Exercise prompt> Starting with the item that contains "origin-country: China — [408, 262, 450, 283]" and going on through the item that contains "event-description: Parcel information", give only those items again with "picked up" replaced by "collected" and everything else unchanged.

# Start of Data in this exercise

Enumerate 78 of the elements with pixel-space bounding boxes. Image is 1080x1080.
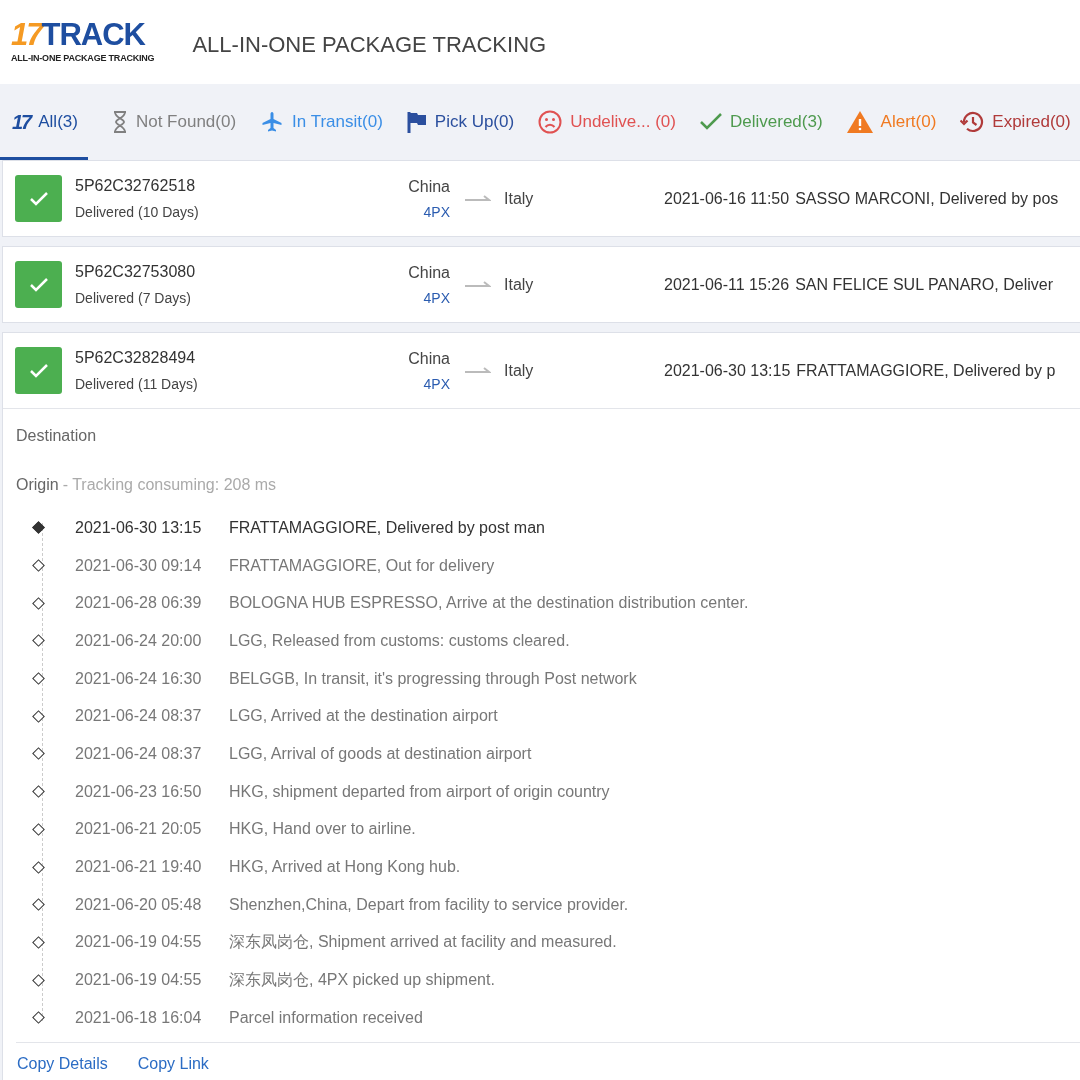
origin-country: China — [408, 262, 450, 283]
event-description: 深东凤岗仓, 4PX picked up shipment. — [229, 970, 495, 991]
logo-mark-icon: 17 — [12, 112, 31, 132]
event-description: Parcel information received — [229, 1007, 423, 1028]
event-description: FRATTAMAGGIORE, Delivered by post man — [229, 517, 545, 538]
latest-event-time: 2021-06-11 15:26 — [664, 274, 790, 295]
shipment-card[interactable]: 5P62C32753080 Delivered (7 Days) China 4PX Italy 2021-06-11 15:26 SAN FELICE SUL PANARO, Deliver — [2, 246, 1080, 323]
event-description: LGG, Arrival of goods at destination airport — [229, 743, 532, 764]
logo-tagline: ALL-IN-ONE PACKAGE TRACKING — [11, 51, 155, 65]
event-time: 2021-06-20 05:48 — [75, 894, 203, 915]
latest-event-text: SAN FELICE SUL PANARO, Deliver — [795, 274, 1053, 295]
delivery-status: Delivered (10 Days) — [75, 203, 200, 222]
delivered-status-icon — [15, 261, 62, 308]
latest-event-text: SASSO MARCONI, Delivered by pos — [795, 188, 1059, 209]
warning-icon — [846, 111, 873, 133]
delivered-status-icon — [15, 175, 62, 222]
status-tab[interactable]: Not Found(0) — [111, 84, 237, 160]
sad-face-icon — [538, 110, 563, 134]
event-time: 2021-06-19 04:55 — [75, 970, 203, 991]
delivered-status-icon — [15, 347, 62, 394]
carrier-name: 4PX — [423, 288, 450, 308]
event-time: 2021-06-24 08:37 — [75, 743, 203, 764]
event-time: 2021-06-21 19:40 — [75, 857, 203, 878]
origin-label: Origin — [16, 475, 59, 495]
tracking-time-note: - Tracking consuming: 208 ms — [62, 475, 277, 495]
history-icon — [960, 110, 985, 134]
checkmark-icon — [700, 113, 722, 131]
event-time: 2021-06-24 16:30 — [75, 668, 203, 689]
event-time: 2021-06-30 09:14 — [75, 555, 203, 576]
destination-country: Italy — [504, 360, 535, 381]
shipment-card[interactable]: 5P62C32762518 Delivered (10 Days) China 4PX Italy 2021-06-16 11:50 SASSO MARCONI, Delivered by pos — [2, 160, 1080, 237]
event-description: Shenzhen,China, Depart from facility to service provider. — [229, 894, 629, 915]
shipment-card[interactable] — [2, 332, 1080, 1080]
event-time: 2021-06-24 20:00 — [75, 630, 203, 651]
event-description: 深东凤岗仓, Shipment arrived at facility and measured. — [229, 932, 617, 953]
event-description: HKG, Arrived at Hong Kong hub. — [229, 857, 461, 878]
flag-icon — [406, 111, 427, 133]
destination-country: Italy — [504, 274, 535, 295]
status-tab[interactable]: In Transit(0) — [260, 84, 383, 160]
site-logo[interactable]: 17TRACK ALL-IN-ONE PACKAGE TRACKING — [11, 18, 155, 66]
status-tab[interactable]: Expired(0) — [960, 84, 1071, 160]
delivery-status: Delivered (11 Days) — [75, 375, 199, 394]
status-tab[interactable]: Delivered(3) — [700, 84, 823, 160]
destination-country: Italy — [504, 188, 535, 209]
event-description: HKG, Hand over to airline. — [229, 819, 416, 840]
latest-event-time: 2021-06-30 13:15 — [664, 360, 791, 381]
event-description: BOLOGNA HUB ESPRESSO, Arrive at the destination distribution center. — [229, 593, 749, 614]
event-time: 2021-06-24 08:37 — [75, 706, 203, 727]
copy-link[interactable]: Copy Link — [137, 1052, 209, 1077]
tracking-number: 5P62C32753080 — [75, 262, 197, 282]
hourglass-icon — [111, 111, 128, 133]
destination-label: Destination — [16, 426, 98, 446]
event-description: LGG, Arrived at the destination airport — [229, 706, 498, 727]
origin-country: China — [408, 176, 450, 197]
tracking-number: 5P62C32762518 — [75, 176, 197, 196]
event-time: 2021-06-23 16:50 — [75, 781, 203, 802]
event-description: BELGGB, In transit, it's progressing through Post network — [229, 668, 637, 689]
latest-event-time: 2021-06-16 11:50 — [664, 188, 790, 209]
latest-event-text: FRATTAMAGGIORE, Delivered by p — [796, 360, 1056, 381]
event-time: 2021-06-28 06:39 — [75, 593, 203, 614]
status-tab[interactable]: Undelive... (0) — [538, 84, 676, 160]
tracking-number: 5P62C32828494 — [75, 348, 197, 368]
event-time: 2021-06-30 13:15 — [75, 517, 203, 538]
carrier-name: 4PX — [423, 202, 450, 222]
origin-country: China — [408, 348, 450, 369]
event-description: HKG, shipment departed from airport of origin country — [229, 781, 610, 802]
status-tab[interactable]: Pick Up(0) — [406, 84, 515, 160]
airplane-icon — [260, 110, 285, 134]
event-time: 2021-06-18 16:04 — [75, 1007, 203, 1028]
delivery-status: Delivered (7 Days) — [75, 289, 192, 308]
logo-number: 17 — [11, 18, 42, 50]
event-time: 2021-06-19 04:55 — [75, 932, 203, 953]
copy-link[interactable]: Copy Details — [17, 1052, 108, 1077]
event-description: FRATTAMAGGIORE, Out for delivery — [229, 555, 495, 576]
page-title: ALL-IN-ONE PACKAGE TRACKING — [192, 30, 547, 59]
carrier-name: 4PX — [423, 374, 450, 394]
event-time: 2021-06-21 20:05 — [75, 819, 203, 840]
event-description: LGG, Released from customs: customs cleared. — [229, 630, 570, 651]
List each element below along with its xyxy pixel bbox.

# End of Data in this exercise

Full output>
origin-country: China — [408, 262, 450, 283]
event-description: 深东凤岗仓, 4PX collected shipment. — [229, 970, 495, 991]
logo-mark-icon: 17 — [12, 112, 31, 132]
event-description: Parcel information received — [229, 1007, 423, 1028]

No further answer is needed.